Records shown>
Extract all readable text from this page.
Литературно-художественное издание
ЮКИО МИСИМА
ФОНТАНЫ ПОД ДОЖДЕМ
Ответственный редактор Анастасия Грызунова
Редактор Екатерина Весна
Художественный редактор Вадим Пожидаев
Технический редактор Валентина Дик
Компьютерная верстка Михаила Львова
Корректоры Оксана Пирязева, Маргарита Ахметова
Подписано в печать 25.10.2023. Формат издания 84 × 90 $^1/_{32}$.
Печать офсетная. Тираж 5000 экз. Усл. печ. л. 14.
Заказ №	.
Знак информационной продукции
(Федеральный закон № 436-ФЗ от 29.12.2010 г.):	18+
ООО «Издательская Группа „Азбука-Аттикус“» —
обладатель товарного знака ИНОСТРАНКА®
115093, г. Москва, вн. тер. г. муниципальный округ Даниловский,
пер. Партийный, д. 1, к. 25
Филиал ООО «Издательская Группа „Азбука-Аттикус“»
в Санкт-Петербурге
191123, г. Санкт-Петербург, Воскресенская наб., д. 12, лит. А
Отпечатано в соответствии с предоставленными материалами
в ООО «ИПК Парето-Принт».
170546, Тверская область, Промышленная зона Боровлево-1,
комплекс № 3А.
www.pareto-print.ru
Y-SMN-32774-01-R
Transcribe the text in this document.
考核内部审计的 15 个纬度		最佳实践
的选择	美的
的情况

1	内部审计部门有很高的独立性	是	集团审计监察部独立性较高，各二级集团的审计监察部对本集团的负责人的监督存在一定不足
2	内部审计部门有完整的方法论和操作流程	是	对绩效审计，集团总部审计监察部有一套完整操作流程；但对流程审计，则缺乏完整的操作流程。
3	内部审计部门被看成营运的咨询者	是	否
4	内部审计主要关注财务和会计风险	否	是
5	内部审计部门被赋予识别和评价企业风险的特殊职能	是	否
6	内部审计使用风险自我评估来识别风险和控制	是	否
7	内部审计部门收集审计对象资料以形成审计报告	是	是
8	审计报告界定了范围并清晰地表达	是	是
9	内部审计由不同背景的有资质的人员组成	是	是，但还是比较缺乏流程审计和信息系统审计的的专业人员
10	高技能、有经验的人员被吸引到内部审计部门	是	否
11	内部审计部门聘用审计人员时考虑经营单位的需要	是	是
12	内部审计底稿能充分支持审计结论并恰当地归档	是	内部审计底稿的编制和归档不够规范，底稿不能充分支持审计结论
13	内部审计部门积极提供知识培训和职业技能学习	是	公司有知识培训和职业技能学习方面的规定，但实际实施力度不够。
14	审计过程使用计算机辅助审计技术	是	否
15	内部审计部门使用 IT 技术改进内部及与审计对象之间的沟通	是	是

Set exercise> Go through the records and copy each line with "text" in it.

Solution for this problem>
Extract all readable text from this page.
Transcribe the text in this document.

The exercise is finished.